_STATED GOAL_. In the listing below, locate the lines bearing the word "всех". Copy every one of them.

Collected data entries:
+---+
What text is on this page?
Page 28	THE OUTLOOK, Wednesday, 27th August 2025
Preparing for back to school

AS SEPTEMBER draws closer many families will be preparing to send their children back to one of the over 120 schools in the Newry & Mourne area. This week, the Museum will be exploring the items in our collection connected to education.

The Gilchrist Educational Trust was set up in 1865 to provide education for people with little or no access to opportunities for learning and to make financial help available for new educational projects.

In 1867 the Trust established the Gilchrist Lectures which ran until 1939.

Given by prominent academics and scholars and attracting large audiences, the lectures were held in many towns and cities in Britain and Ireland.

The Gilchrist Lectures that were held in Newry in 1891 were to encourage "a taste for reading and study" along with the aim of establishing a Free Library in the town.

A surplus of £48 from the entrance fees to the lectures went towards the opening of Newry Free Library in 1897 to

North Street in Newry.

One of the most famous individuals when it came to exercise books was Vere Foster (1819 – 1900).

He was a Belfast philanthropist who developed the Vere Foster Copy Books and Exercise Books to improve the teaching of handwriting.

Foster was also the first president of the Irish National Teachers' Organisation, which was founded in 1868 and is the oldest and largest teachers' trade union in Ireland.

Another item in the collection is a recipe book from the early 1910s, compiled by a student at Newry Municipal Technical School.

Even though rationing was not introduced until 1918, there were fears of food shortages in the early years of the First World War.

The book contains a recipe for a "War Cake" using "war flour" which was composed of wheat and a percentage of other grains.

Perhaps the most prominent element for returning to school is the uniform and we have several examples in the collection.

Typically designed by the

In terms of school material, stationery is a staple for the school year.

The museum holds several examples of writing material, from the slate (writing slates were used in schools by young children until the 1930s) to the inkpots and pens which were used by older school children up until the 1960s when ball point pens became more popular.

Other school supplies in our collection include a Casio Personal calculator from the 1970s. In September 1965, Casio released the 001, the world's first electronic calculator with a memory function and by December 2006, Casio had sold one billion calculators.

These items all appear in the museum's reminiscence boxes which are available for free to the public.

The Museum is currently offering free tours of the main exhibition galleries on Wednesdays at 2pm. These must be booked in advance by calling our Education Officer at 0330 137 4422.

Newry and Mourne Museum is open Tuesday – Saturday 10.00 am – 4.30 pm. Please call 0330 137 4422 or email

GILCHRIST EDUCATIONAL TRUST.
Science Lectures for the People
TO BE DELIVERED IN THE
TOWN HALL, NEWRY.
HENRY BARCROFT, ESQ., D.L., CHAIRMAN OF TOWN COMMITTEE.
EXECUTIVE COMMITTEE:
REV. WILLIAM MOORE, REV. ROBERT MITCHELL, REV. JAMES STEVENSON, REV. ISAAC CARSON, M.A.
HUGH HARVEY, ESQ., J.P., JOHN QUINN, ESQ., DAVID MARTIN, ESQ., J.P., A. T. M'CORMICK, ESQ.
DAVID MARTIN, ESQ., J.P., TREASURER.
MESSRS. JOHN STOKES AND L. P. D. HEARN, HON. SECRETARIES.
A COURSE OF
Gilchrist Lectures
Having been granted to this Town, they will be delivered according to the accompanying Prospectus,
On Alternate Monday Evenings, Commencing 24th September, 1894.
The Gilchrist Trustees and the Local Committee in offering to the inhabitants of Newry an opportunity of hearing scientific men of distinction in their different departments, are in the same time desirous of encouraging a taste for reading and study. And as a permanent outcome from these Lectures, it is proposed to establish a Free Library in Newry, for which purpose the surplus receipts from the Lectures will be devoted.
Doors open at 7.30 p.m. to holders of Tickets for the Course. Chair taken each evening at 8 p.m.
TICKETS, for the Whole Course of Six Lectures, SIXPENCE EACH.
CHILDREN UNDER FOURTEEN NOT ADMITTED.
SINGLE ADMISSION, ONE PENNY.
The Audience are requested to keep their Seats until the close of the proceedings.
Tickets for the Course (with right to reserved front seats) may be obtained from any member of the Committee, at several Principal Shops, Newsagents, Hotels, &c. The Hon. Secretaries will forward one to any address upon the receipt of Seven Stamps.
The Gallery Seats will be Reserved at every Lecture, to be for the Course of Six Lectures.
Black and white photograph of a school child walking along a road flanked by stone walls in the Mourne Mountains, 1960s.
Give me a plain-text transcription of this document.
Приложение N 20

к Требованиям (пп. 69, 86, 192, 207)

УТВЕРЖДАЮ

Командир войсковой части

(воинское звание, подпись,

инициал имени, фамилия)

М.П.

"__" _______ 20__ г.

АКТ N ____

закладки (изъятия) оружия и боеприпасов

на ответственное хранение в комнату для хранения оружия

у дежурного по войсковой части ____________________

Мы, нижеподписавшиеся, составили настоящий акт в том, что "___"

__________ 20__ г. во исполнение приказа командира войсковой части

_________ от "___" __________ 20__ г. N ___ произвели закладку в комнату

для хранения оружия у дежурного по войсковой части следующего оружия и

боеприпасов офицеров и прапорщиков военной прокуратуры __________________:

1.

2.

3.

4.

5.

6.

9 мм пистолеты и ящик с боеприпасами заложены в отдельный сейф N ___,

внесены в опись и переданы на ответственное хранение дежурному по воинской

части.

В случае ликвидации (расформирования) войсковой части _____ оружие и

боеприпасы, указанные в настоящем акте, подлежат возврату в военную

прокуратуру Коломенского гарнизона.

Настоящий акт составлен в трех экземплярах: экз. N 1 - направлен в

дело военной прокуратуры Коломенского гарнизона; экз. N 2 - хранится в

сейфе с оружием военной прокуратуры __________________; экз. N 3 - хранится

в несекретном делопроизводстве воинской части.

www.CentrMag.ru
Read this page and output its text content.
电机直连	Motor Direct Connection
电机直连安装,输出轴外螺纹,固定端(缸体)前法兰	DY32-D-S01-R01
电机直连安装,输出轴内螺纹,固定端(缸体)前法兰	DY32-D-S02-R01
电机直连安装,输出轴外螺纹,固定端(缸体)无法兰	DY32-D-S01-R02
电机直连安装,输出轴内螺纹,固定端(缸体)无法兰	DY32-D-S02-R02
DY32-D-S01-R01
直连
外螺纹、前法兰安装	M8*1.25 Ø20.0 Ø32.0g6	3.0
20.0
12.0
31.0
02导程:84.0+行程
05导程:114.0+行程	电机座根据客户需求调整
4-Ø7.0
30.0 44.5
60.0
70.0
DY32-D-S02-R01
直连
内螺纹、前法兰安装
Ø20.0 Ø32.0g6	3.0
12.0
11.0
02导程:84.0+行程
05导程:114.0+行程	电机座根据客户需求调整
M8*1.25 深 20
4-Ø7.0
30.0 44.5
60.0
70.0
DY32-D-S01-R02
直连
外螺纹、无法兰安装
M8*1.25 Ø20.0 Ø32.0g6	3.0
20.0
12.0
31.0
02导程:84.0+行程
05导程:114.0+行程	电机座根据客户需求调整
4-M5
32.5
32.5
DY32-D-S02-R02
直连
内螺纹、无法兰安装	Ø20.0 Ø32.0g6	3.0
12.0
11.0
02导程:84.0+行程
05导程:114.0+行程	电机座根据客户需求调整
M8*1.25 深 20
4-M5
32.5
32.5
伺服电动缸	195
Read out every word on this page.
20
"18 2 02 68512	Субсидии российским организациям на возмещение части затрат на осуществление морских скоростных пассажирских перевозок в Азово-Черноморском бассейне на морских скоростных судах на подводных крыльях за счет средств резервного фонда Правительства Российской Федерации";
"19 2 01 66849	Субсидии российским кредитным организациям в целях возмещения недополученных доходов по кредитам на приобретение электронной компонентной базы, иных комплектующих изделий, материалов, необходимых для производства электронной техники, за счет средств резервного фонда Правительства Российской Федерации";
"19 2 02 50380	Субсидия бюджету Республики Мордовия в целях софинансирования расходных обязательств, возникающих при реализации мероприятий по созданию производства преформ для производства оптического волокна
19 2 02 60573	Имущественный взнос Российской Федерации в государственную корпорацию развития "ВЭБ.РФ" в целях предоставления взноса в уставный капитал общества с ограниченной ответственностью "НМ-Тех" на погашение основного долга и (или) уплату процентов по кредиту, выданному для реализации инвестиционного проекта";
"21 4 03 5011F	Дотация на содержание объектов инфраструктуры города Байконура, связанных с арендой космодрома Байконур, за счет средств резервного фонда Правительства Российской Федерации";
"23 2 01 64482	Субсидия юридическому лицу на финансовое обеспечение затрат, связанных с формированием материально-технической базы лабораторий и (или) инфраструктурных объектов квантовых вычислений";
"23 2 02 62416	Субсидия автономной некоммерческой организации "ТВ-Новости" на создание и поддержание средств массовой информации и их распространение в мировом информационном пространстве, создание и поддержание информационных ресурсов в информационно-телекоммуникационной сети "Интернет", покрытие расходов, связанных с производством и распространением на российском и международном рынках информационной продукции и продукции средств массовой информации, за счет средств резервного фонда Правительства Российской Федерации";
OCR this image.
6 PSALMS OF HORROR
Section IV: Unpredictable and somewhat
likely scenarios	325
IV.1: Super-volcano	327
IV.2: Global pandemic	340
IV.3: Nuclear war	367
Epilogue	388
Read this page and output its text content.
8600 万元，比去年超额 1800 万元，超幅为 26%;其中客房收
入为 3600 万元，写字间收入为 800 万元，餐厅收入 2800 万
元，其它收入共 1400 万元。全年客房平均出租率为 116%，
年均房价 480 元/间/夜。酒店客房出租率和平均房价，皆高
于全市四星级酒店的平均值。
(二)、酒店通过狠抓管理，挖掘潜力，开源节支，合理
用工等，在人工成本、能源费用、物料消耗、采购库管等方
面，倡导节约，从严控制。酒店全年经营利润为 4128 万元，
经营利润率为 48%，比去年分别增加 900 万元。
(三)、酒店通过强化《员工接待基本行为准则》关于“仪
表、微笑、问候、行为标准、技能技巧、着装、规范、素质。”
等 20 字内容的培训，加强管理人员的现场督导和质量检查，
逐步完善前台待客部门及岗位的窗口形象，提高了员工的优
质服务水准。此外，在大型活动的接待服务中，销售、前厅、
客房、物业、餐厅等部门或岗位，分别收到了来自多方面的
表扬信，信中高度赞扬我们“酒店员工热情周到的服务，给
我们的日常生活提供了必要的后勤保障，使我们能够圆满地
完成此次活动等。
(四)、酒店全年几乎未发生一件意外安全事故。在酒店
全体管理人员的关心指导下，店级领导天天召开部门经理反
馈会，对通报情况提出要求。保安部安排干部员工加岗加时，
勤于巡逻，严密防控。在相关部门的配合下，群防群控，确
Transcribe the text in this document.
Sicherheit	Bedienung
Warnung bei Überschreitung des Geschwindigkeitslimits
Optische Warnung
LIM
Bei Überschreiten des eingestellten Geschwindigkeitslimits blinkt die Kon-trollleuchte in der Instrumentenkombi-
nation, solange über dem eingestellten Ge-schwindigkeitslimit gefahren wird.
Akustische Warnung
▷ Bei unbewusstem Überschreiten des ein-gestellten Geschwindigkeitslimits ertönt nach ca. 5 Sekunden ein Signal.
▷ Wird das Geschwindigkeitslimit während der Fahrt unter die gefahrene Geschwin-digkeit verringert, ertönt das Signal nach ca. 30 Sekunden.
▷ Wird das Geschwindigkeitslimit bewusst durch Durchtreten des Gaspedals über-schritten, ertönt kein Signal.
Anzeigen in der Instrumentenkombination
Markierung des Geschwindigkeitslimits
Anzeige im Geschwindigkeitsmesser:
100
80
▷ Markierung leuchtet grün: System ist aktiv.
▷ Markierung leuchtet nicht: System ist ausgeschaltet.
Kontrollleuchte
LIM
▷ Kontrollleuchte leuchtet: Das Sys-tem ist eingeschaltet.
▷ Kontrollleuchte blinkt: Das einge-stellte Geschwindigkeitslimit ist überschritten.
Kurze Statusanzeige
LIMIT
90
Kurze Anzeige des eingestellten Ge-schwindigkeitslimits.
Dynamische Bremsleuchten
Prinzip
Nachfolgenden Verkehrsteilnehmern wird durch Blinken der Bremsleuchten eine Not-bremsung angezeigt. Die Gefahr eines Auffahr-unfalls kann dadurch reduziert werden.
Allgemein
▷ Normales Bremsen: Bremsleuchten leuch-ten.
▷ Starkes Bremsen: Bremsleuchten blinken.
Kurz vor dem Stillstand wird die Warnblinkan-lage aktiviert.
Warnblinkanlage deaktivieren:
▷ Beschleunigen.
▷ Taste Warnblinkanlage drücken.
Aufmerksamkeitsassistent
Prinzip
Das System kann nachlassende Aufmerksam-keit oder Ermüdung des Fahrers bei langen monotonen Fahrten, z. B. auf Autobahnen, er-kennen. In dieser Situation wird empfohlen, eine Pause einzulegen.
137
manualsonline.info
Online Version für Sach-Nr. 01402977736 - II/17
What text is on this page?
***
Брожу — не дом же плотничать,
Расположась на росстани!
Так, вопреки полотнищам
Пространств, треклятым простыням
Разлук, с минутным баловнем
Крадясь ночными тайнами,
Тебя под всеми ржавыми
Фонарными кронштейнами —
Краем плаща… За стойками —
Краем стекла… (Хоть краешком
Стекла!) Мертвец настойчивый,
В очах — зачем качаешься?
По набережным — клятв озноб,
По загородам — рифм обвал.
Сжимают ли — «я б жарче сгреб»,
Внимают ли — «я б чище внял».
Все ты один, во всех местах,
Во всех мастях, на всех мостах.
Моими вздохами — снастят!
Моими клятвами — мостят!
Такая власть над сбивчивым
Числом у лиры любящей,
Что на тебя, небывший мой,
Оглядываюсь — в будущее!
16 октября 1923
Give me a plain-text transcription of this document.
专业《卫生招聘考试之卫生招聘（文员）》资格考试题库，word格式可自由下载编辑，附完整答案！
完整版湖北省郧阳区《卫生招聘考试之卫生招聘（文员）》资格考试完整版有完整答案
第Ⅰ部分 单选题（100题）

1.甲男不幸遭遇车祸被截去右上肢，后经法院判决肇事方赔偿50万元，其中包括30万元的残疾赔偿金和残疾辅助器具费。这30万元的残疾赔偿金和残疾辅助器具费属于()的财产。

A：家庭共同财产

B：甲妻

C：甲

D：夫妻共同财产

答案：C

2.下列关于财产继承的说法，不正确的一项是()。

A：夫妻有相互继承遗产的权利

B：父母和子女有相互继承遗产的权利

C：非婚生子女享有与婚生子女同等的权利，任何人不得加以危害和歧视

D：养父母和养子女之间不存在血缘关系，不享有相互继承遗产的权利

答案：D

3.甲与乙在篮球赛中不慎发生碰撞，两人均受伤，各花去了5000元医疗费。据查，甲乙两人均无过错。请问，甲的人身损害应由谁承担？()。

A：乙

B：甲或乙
+---+
_EXERCISE RESULT_.
Все ты один, во всех местах,
Во всех мастях, на всех мостах.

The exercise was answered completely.